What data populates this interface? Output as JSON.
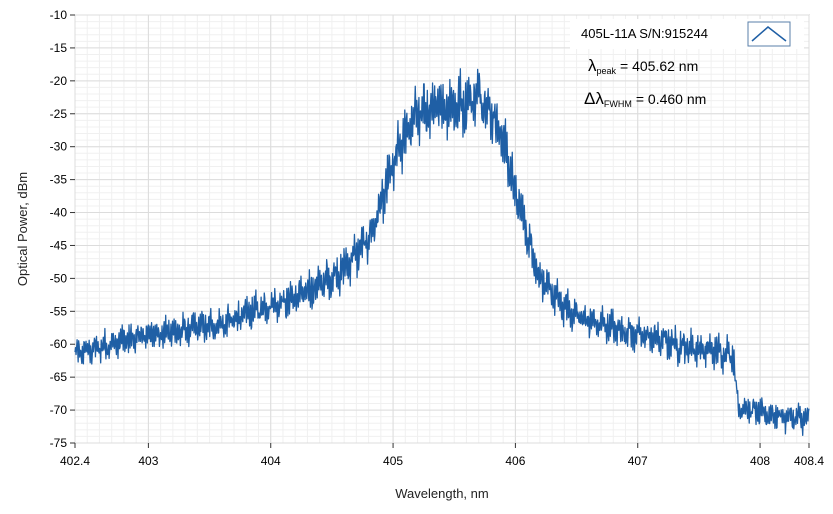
{
  "chart_data": {
    "type": "line",
    "xlabel": "Wavelength, nm",
    "ylabel": "Optical Power, dBm",
    "xlim": [
      402.4,
      408.4
    ],
    "ylim": [
      -75,
      -10
    ],
    "x_ticks": [
      402.4,
      403,
      404,
      405,
      406,
      407,
      408,
      408.4
    ],
    "x_tick_labels": [
      "402.4",
      "403",
      "404",
      "405",
      "406",
      "407",
      "408",
      "408.4"
    ],
    "y_ticks": [
      -10,
      -15,
      -20,
      -25,
      -30,
      -35,
      -40,
      -45,
      -50,
      -55,
      -60,
      -65,
      -70,
      -75
    ],
    "y_tick_labels": [
      "-10",
      "-15",
      "-20",
      "-25",
      "-30",
      "-35",
      "-40",
      "-45",
      "-50",
      "-55",
      "-60",
      "-65",
      "-70",
      "-75"
    ],
    "grid": true,
    "legend_position": "top-right",
    "series": [
      {
        "name": "405L-11A S/N:915244",
        "color": "#1f5fa5",
        "envelope": {
          "x": [
            402.4,
            402.6,
            402.8,
            403.0,
            403.2,
            403.4,
            403.6,
            403.8,
            404.0,
            404.2,
            404.4,
            404.6,
            404.8,
            404.9,
            405.0,
            405.1,
            405.2,
            405.4,
            405.6,
            405.7,
            405.8,
            405.9,
            406.0,
            406.1,
            406.2,
            406.4,
            406.6,
            406.8,
            407.0,
            407.2,
            407.4,
            407.6,
            407.78,
            407.82,
            408.0,
            408.2,
            408.4
          ],
          "center": [
            -61.5,
            -60.5,
            -59.5,
            -58.5,
            -58.2,
            -57.5,
            -57,
            -55.5,
            -54,
            -53,
            -51,
            -48.5,
            -44,
            -39,
            -33,
            -28,
            -25,
            -24,
            -23.5,
            -22,
            -24.5,
            -29,
            -37,
            -43.5,
            -50,
            -54.5,
            -56.5,
            -57.5,
            -58.5,
            -59.5,
            -60.5,
            -61,
            -61.5,
            -69.5,
            -70.5,
            -71,
            -71.5
          ],
          "ripple": [
            2.2,
            2.3,
            2.4,
            2.4,
            2.5,
            2.5,
            2.6,
            2.7,
            2.8,
            3.0,
            3.2,
            3.4,
            3.5,
            3.8,
            4.2,
            4.5,
            4.6,
            4.6,
            4.6,
            4.5,
            4.5,
            4.3,
            4.0,
            3.5,
            3.0,
            2.8,
            2.7,
            2.7,
            2.7,
            2.7,
            2.7,
            2.7,
            2.7,
            2.3,
            2.3,
            2.2,
            2.2
          ]
        }
      }
    ],
    "annotations": {
      "peak_symbol": "λ",
      "peak_subscript": "peak",
      "peak_value": "= 405.62 nm",
      "fwhm_symbol": "Δλ",
      "fwhm_subscript": "FWHM",
      "fwhm_value": "= 0.460 nm"
    }
  }
}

● ● ● ●

PROBLEM:
Nothing but the pictures may be dropped; output the records above exactly.

OUTPUT OF THE EXERCISE:
What data populates this interface? Output as JSON.
{
  "chart_data": {
    "type": "line",
    "xlabel": "Wavelength, nm",
    "ylabel": "Optical Power, dBm",
    "xlim": [
      402.4,
      408.4
    ],
    "ylim": [
      -75,
      -10
    ],
    "x_ticks": [
      402.4,
      403,
      404,
      405,
      406,
      407,
      408,
      408.4
    ],
    "x_tick_labels": [
      "402.4",
      "403",
      "404",
      "405",
      "406",
      "407",
      "408",
      "408.4"
    ],
    "y_ticks": [
      -10,
      -15,
      -20,
      -25,
      -30,
      -35,
      -40,
      -45,
      -50,
      -55,
      -60,
      -65,
      -70,
      -75
    ],
    "y_tick_labels": [
      "-10",
      "-15",
      "-20",
      "-25",
      "-30",
      "-35",
      "-40",
      "-45",
      "-50",
      "-55",
      "-60",
      "-65",
      "-70",
      "-75"
    ],
    "grid": true,
    "legend_position": "top-right",
    "series": [
      {
        "name": "405L-11A S/N:915244",
        "color": "#1f5fa5",
        "envelope": {
          "x": [
            402.4,
            402.6,
            402.8,
            403.0,
            403.2,
            403.4,
            403.6,
            403.8,
            404.0,
            404.2,
            404.4,
            404.6,
            404.8,
            404.9,
            405.0,
            405.1,
            405.2,
            405.4,
            405.6,
            405.7,
            405.8,
            405.9,
            406.0,
            406.1,
            406.2,
            406.4,
            406.6,
            406.8,
            407.0,
            407.2,
            407.4,
            407.6,
            407.78,
            407.82,
            408.0,
            408.2,
            408.4
          ],
          "center": [
            -61.5,
            -60.5,
            -59.5,
            -58.5,
            -58.2,
            -57.5,
            -57,
            -55.5,
            -54,
            -53,
            -51,
            -48.5,
            -44,
            -39,
            -33,
            -28,
            -25,
            -24,
            -23.5,
            -22,
            -24.5,
            -29,
            -37,
            -43.5,
            -50,
            -54.5,
            -56.5,
            -57.5,
            -58.5,
            -59.5,
            -60.5,
            -61,
            -61.5,
            -69.5,
            -70.5,
            -71,
            -71.5
          ],
          "ripple": [
            2.2,
            2.3,
            2.4,
            2.4,
            2.5,
            2.5,
            2.6,
            2.7,
            2.8,
            3.0,
            3.2,
            3.4,
            3.5,
            3.8,
            4.2,
            4.5,
            4.6,
            4.6,
            4.6,
            4.5,
            4.5,
            4.3,
            4.0,
            3.5,
            3.0,
            2.8,
            2.7,
            2.7,
            2.7,
            2.7,
            2.7,
            2.7,
            2.7,
            2.3,
            2.3,
            2.2,
            2.2
          ]
        }
      }
    ],
    "annotations": {
      "peak_symbol": "λ",
      "peak_subscript": "peak",
      "peak_value": "= 405.62 nm",
      "fwhm_symbol": "Δλ",
      "fwhm_subscript": "FWHM",
      "fwhm_value": "= 0.460 nm"
    }
  }
}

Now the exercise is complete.